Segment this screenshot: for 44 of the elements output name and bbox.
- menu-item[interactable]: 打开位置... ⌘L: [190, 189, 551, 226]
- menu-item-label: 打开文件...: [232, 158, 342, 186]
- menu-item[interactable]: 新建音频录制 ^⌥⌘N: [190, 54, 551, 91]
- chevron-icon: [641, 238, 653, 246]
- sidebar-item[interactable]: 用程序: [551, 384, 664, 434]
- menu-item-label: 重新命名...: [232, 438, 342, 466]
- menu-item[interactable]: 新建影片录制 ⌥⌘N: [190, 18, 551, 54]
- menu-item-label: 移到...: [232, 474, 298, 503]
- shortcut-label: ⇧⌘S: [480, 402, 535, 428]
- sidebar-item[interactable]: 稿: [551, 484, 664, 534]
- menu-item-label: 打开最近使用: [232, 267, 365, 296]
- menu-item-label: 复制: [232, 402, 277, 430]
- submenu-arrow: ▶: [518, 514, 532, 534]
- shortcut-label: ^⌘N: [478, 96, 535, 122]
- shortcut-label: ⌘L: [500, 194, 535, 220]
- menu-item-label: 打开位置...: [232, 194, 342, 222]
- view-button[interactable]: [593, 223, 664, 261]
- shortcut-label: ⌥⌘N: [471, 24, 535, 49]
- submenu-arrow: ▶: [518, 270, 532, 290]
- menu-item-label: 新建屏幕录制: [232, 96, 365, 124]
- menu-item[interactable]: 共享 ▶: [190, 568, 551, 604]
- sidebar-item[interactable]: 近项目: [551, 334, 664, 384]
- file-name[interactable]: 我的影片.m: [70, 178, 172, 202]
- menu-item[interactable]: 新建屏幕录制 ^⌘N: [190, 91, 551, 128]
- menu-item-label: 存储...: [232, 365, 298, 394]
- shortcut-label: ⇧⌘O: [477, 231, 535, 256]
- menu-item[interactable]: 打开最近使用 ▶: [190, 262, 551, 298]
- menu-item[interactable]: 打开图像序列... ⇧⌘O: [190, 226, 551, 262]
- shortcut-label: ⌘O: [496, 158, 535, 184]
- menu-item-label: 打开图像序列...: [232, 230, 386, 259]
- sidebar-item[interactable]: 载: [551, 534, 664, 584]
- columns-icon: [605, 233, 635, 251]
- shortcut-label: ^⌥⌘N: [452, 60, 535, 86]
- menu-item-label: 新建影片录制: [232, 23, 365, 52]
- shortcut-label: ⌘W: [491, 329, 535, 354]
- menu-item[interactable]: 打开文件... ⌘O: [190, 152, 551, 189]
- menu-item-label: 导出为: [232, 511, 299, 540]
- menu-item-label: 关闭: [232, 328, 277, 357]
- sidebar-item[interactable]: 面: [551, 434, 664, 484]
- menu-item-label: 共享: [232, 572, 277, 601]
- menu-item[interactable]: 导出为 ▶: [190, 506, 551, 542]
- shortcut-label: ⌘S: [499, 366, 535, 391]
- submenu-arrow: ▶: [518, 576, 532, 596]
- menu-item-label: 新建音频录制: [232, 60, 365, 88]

------------------------------------------------------------------------

> _WORK INSTRUCTIONS_: Convert the listing above into a two-column Markdown table, with each line numbered in order under "No." and its text under "Entry". Leave out any blank lines.

> _FINAL RESULT_:
| No. | Entry |
|---|---|
| 1 | Segment this screenshot: for 44 of the elements output name and bbox. |
| 2 | - menu-item[interactable]: 打开位置... ⌘L: [190, 189, 551, 226] |
| 3 | - menu-item-label: 打开文件...: [232, 158, 342, 186] |
| 4 | - menu-item[interactable]: 新建音频录制 ^⌥⌘N: [190, 54, 551, 91] |
| 5 | - chevron-icon: [641, 238, 653, 246] |
| 6 | - sidebar-item[interactable]: 用程序: [551, 384, 664, 434] |
| 7 | - menu-item-label: 重新命名...: [232, 438, 342, 466] |
| 8 | - menu-item[interactable]: 新建影片录制 ⌥⌘N: [190, 18, 551, 54] |
| 9 | - menu-item-label: 移到...: [232, 474, 298, 503] |
| 10 | - shortcut-label: ⇧⌘S: [480, 402, 535, 428] |
| 11 | - sidebar-item[interactable]: 稿: [551, 484, 664, 534] |
| 12 | - menu-item-label: 打开最近使用: [232, 267, 365, 296] |
| 13 | - menu-item-label: 复制: [232, 402, 277, 430] |
| 14 | - submenu-arrow: ▶: [518, 514, 532, 534] |
| 15 | - shortcut-label: ^⌘N: [478, 96, 535, 122] |
| 16 | - shortcut-label: ⌘L: [500, 194, 535, 220] |
| 17 | - menu-item-label: 打开位置...: [232, 194, 342, 222] |
| 18 | - view-button[interactable]: [593, 223, 664, 261] |
| 19 | - shortcut-label: ⌥⌘N: [471, 24, 535, 49] |
| 20 | - submenu-arrow: ▶: [518, 270, 532, 290] |
| 21 | - menu-item-label: 新建屏幕录制: [232, 96, 365, 124] |
| 22 | - menu-item[interactable]: 共享 ▶: [190, 568, 551, 604] |
| 23 | - sidebar-item[interactable]: 近项目: [551, 334, 664, 384] |
| 24 | - file-name[interactable]: 我的影片.m: [70, 178, 172, 202] |
| 25 | - menu-item[interactable]: 新建屏幕录制 ^⌘N: [190, 91, 551, 128] |
| 26 | - menu-item-label: 存储...: [232, 365, 298, 394] |
| 27 | - shortcut-label: ⇧⌘O: [477, 231, 535, 256] |
| 28 | - menu-item[interactable]: 打开最近使用 ▶: [190, 262, 551, 298] |
| 29 | - menu-item[interactable]: 打开图像序列... ⇧⌘O: [190, 226, 551, 262] |
| 30 | - shortcut-label: ⌘O: [496, 158, 535, 184] |
| 31 | - menu-item-label: 打开图像序列...: [232, 230, 386, 259] |
| 32 | - sidebar-item[interactable]: 载: [551, 534, 664, 584] |
| 33 | - columns-icon: [605, 233, 635, 251] |
| 34 | - shortcut-label: ^⌥⌘N: [452, 60, 535, 86] |
| 35 | - menu-item-label: 新建影片录制: [232, 23, 365, 52] |
| 36 | - shortcut-label: ⌘W: [491, 329, 535, 354] |
| 37 | - menu-item[interactable]: 打开文件... ⌘O: [190, 152, 551, 189] |
| 38 | - menu-item-label: 导出为: [232, 511, 299, 540] |
| 39 | - menu-item-label: 关闭: [232, 328, 277, 357] |
| 40 | - sidebar-item[interactable]: 面: [551, 434, 664, 484] |
| 41 | - menu-item-label: 共享: [232, 572, 277, 601] |
| 42 | - menu-item[interactable]: 导出为 ▶: [190, 506, 551, 542] |
| 43 | - shortcut-label: ⌘S: [499, 366, 535, 391] |
| 44 | - submenu-arrow: ▶: [518, 576, 532, 596] |
| 45 | - menu-item-label: 新建音频录制: [232, 60, 365, 88] |